[Supplied material]
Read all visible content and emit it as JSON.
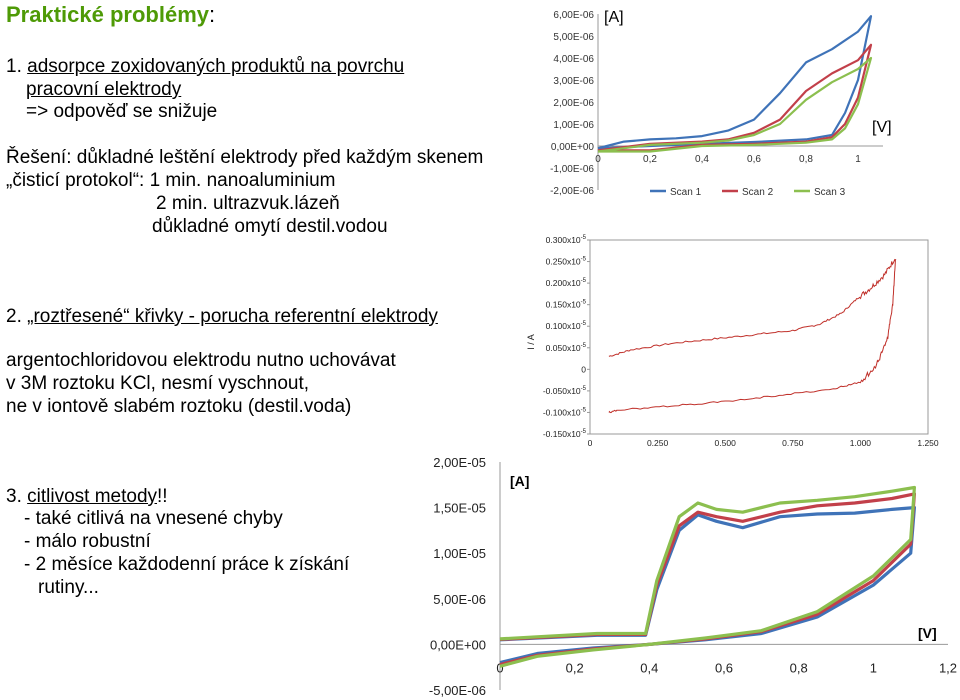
{
  "title": {
    "text": "Praktické problémy",
    "colon": ":"
  },
  "section1": {
    "num": "1.",
    "line1": "adsorpce zoxidovaných produktů na povrchu",
    "line2": "pracovní elektrody",
    "line3": "=> odpověď se snižuje",
    "solution_line1": "Řešení: důkladné leštění elektrody před každým skenem",
    "solution_line2": "„čisticí protokol“: 1 min. nanoaluminium",
    "solution_line3": "2 min. ultrazvuk.lázeň",
    "solution_line4": "důkladné omytí destil.vodou"
  },
  "section2": {
    "num": "2.",
    "heading": "„roztřesené“ křivky - porucha referentní elektrody",
    "line1": "argentochloridovou elektrodu nutno uchovávat",
    "line2": "v 3M roztoku KCl, nesmí vyschnout,",
    "line3": "ne v iontově slabém roztoku (destil.voda)"
  },
  "section3": {
    "num": "3.",
    "heading": "citlivost metody",
    "heading_tail": "!!",
    "line1": "- také citlivá na vnesené chyby",
    "line2": "- málo robustní",
    "line3": "- 2 měsíce každodenní práce k získání",
    "line4": "rutiny..."
  },
  "colors": {
    "title": "#4e9a06",
    "scan1": "#3f73b8",
    "scan2": "#c2404a",
    "scan3": "#8cbf4f",
    "noisy": "#c0302a"
  },
  "chart_data": [
    {
      "type": "line",
      "title": "",
      "xlabel": "[V]",
      "ylabel": "[A]",
      "xlim": [
        0,
        1
      ],
      "ylim": [
        -2e-06,
        6e-06
      ],
      "xticks": [
        "0",
        "0,2",
        "0,4",
        "0,6",
        "0,8",
        "1"
      ],
      "yticks": [
        "6,00E-06",
        "5,00E-06",
        "4,00E-06",
        "3,00E-06",
        "2,00E-06",
        "1,00E-06",
        "0,00E+00",
        "-1,00E-06",
        "-2,00E-06"
      ],
      "legend": "bottom",
      "series": [
        {
          "name": "Scan 1",
          "values": [
            [
              0.0,
              -1e-07
            ],
            [
              0.1,
              2e-07
            ],
            [
              0.2,
              3e-07
            ],
            [
              0.3,
              3.5e-07
            ],
            [
              0.4,
              4.5e-07
            ],
            [
              0.5,
              7e-07
            ],
            [
              0.6,
              1.2e-06
            ],
            [
              0.7,
              2.4e-06
            ],
            [
              0.8,
              3.8e-06
            ],
            [
              0.9,
              4.4e-06
            ],
            [
              1.0,
              5.2e-06
            ],
            [
              1.05,
              5.9e-06
            ],
            [
              1.0,
              3e-06
            ],
            [
              0.95,
              1.5e-06
            ],
            [
              0.9,
              5e-07
            ],
            [
              0.8,
              3e-07
            ],
            [
              0.6,
              1.8e-07
            ],
            [
              0.4,
              1e-07
            ],
            [
              0.2,
              0.0
            ],
            [
              0.0,
              -1e-07
            ]
          ]
        },
        {
          "name": "Scan 2",
          "values": [
            [
              0.0,
              -2e-07
            ],
            [
              0.2,
              1e-07
            ],
            [
              0.4,
              2e-07
            ],
            [
              0.5,
              3e-07
            ],
            [
              0.6,
              6e-07
            ],
            [
              0.7,
              1.2e-06
            ],
            [
              0.8,
              2.5e-06
            ],
            [
              0.9,
              3.3e-06
            ],
            [
              1.0,
              3.9e-06
            ],
            [
              1.05,
              4.6e-06
            ],
            [
              1.0,
              2.2e-06
            ],
            [
              0.95,
              1e-06
            ],
            [
              0.9,
              4e-07
            ],
            [
              0.8,
              2e-07
            ],
            [
              0.6,
              1e-07
            ],
            [
              0.4,
              5e-08
            ],
            [
              0.2,
              -2e-07
            ],
            [
              0.0,
              -2e-07
            ]
          ]
        },
        {
          "name": "Scan 3",
          "values": [
            [
              0.0,
              -2.5e-07
            ],
            [
              0.2,
              5e-08
            ],
            [
              0.4,
              1.5e-07
            ],
            [
              0.5,
              2.5e-07
            ],
            [
              0.6,
              5e-07
            ],
            [
              0.7,
              1e-06
            ],
            [
              0.8,
              2.1e-06
            ],
            [
              0.9,
              2.9e-06
            ],
            [
              1.0,
              3.5e-06
            ],
            [
              1.05,
              4e-06
            ],
            [
              1.0,
              1.9e-06
            ],
            [
              0.95,
              8e-07
            ],
            [
              0.9,
              3e-07
            ],
            [
              0.8,
              1.5e-07
            ],
            [
              0.6,
              5e-08
            ],
            [
              0.4,
              0.0
            ],
            [
              0.2,
              -2.5e-07
            ],
            [
              0.0,
              -2.5e-07
            ]
          ]
        }
      ]
    },
    {
      "type": "line",
      "title": "",
      "xlabel": "",
      "ylabel": "I / A",
      "xlim": [
        0,
        1.25
      ],
      "ylim": [
        -1.5e-06,
        3e-06
      ],
      "xticks": [
        "0",
        "0.250",
        "0.500",
        "0.750",
        "1.000",
        "1.250"
      ],
      "yticks": [
        "0.300x10",
        "0.250x10",
        "0.200x10",
        "0.150x10",
        "0.100x10",
        "0.050x10",
        "0",
        "-0.050x10",
        "-0.100x10",
        "-0.150x10"
      ],
      "ytick_exp": [
        "-5",
        "-5",
        "-5",
        "-5",
        "-5",
        "-5",
        "",
        "-5",
        "-5",
        "-5"
      ],
      "series": [
        {
          "name": "",
          "values": [
            [
              0.07,
              3e-07
            ],
            [
              0.15,
              4.5e-07
            ],
            [
              0.3,
              6e-07
            ],
            [
              0.45,
              7e-07
            ],
            [
              0.6,
              8e-07
            ],
            [
              0.75,
              9e-07
            ],
            [
              0.85,
              1.05e-06
            ],
            [
              0.93,
              1.3e-06
            ],
            [
              0.99,
              1.65e-06
            ],
            [
              1.04,
              1.9e-06
            ],
            [
              1.09,
              2.2e-06
            ],
            [
              1.13,
              2.6e-06
            ],
            [
              1.12,
              1.5e-06
            ],
            [
              1.1,
              7e-07
            ],
            [
              1.06,
              1e-07
            ],
            [
              1.0,
              -3e-07
            ],
            [
              0.9,
              -4.5e-07
            ],
            [
              0.7,
              -6e-07
            ],
            [
              0.5,
              -7.5e-07
            ],
            [
              0.3,
              -8.5e-07
            ],
            [
              0.1,
              -9.5e-07
            ],
            [
              0.07,
              -1e-06
            ]
          ]
        }
      ]
    },
    {
      "type": "line",
      "title": "",
      "xlabel": "[V]",
      "ylabel": "[A]",
      "xlim": [
        0,
        1.2
      ],
      "ylim": [
        -5e-06,
        2e-05
      ],
      "xticks": [
        "0",
        "0,2",
        "0,4",
        "0,6",
        "0,8",
        "1",
        "1,2"
      ],
      "yticks": [
        "2,00E-05",
        "1,50E-05",
        "1,00E-05",
        "5,00E-06",
        "0,00E+00",
        "-5,00E-06"
      ],
      "series": [
        {
          "name": "",
          "color": "#3f73b8",
          "values": [
            [
              0.0,
              -2e-06
            ],
            [
              0.1,
              -1e-06
            ],
            [
              0.25,
              -4e-07
            ],
            [
              0.4,
              0.0
            ],
            [
              0.55,
              5e-07
            ],
            [
              0.7,
              1.2e-06
            ],
            [
              0.85,
              3e-06
            ],
            [
              1.0,
              6.5e-06
            ],
            [
              1.1,
              1e-05
            ],
            [
              1.11,
              1.5e-05
            ],
            [
              1.05,
              1.48e-05
            ],
            [
              0.95,
              1.44e-05
            ],
            [
              0.85,
              1.43e-05
            ],
            [
              0.75,
              1.4e-05
            ],
            [
              0.65,
              1.28e-05
            ],
            [
              0.58,
              1.35e-05
            ],
            [
              0.53,
              1.42e-05
            ],
            [
              0.48,
              1.25e-05
            ],
            [
              0.42,
              6e-06
            ],
            [
              0.39,
              1e-06
            ],
            [
              0.32,
              1e-06
            ],
            [
              0.26,
              1e-06
            ],
            [
              0.0,
              5e-07
            ]
          ]
        },
        {
          "name": "",
          "color": "#c2404a",
          "values": [
            [
              0.0,
              -2.2e-06
            ],
            [
              0.1,
              -1.2e-06
            ],
            [
              0.25,
              -5e-07
            ],
            [
              0.4,
              0.0
            ],
            [
              0.55,
              6e-07
            ],
            [
              0.7,
              1.4e-06
            ],
            [
              0.85,
              3.3e-06
            ],
            [
              1.0,
              7e-06
            ],
            [
              1.1,
              1.1e-05
            ],
            [
              1.11,
              1.65e-05
            ],
            [
              1.05,
              1.6e-05
            ],
            [
              0.95,
              1.55e-05
            ],
            [
              0.85,
              1.52e-05
            ],
            [
              0.75,
              1.45e-05
            ],
            [
              0.65,
              1.35e-05
            ],
            [
              0.58,
              1.4e-05
            ],
            [
              0.53,
              1.45e-05
            ],
            [
              0.48,
              1.3e-05
            ],
            [
              0.42,
              6.5e-06
            ],
            [
              0.39,
              1.1e-06
            ],
            [
              0.32,
              1.1e-06
            ],
            [
              0.26,
              1.1e-06
            ],
            [
              0.0,
              5.5e-07
            ]
          ]
        },
        {
          "name": "",
          "color": "#8cbf4f",
          "values": [
            [
              0.0,
              -2.4e-06
            ],
            [
              0.1,
              -1.3e-06
            ],
            [
              0.25,
              -6e-07
            ],
            [
              0.4,
              0.0
            ],
            [
              0.55,
              7e-07
            ],
            [
              0.7,
              1.5e-06
            ],
            [
              0.85,
              3.6e-06
            ],
            [
              1.0,
              7.5e-06
            ],
            [
              1.1,
              1.15e-05
            ],
            [
              1.11,
              1.72e-05
            ],
            [
              1.05,
              1.68e-05
            ],
            [
              0.95,
              1.62e-05
            ],
            [
              0.85,
              1.58e-05
            ],
            [
              0.75,
              1.55e-05
            ],
            [
              0.65,
              1.45e-05
            ],
            [
              0.58,
              1.48e-05
            ],
            [
              0.53,
              1.55e-05
            ],
            [
              0.48,
              1.4e-05
            ],
            [
              0.42,
              7e-06
            ],
            [
              0.39,
              1.2e-06
            ],
            [
              0.32,
              1.2e-06
            ],
            [
              0.26,
              1.2e-06
            ],
            [
              0.0,
              6e-07
            ]
          ]
        }
      ]
    }
  ]
}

[Exercise directions] Copy out each line of the data where the string "roztoku" appears.

[Worked solution]
    "line2": "v 3M roztoku KCl, nesmí vyschnout,",
    "line3": "ne v iontově slabém roztoku (destil.voda)"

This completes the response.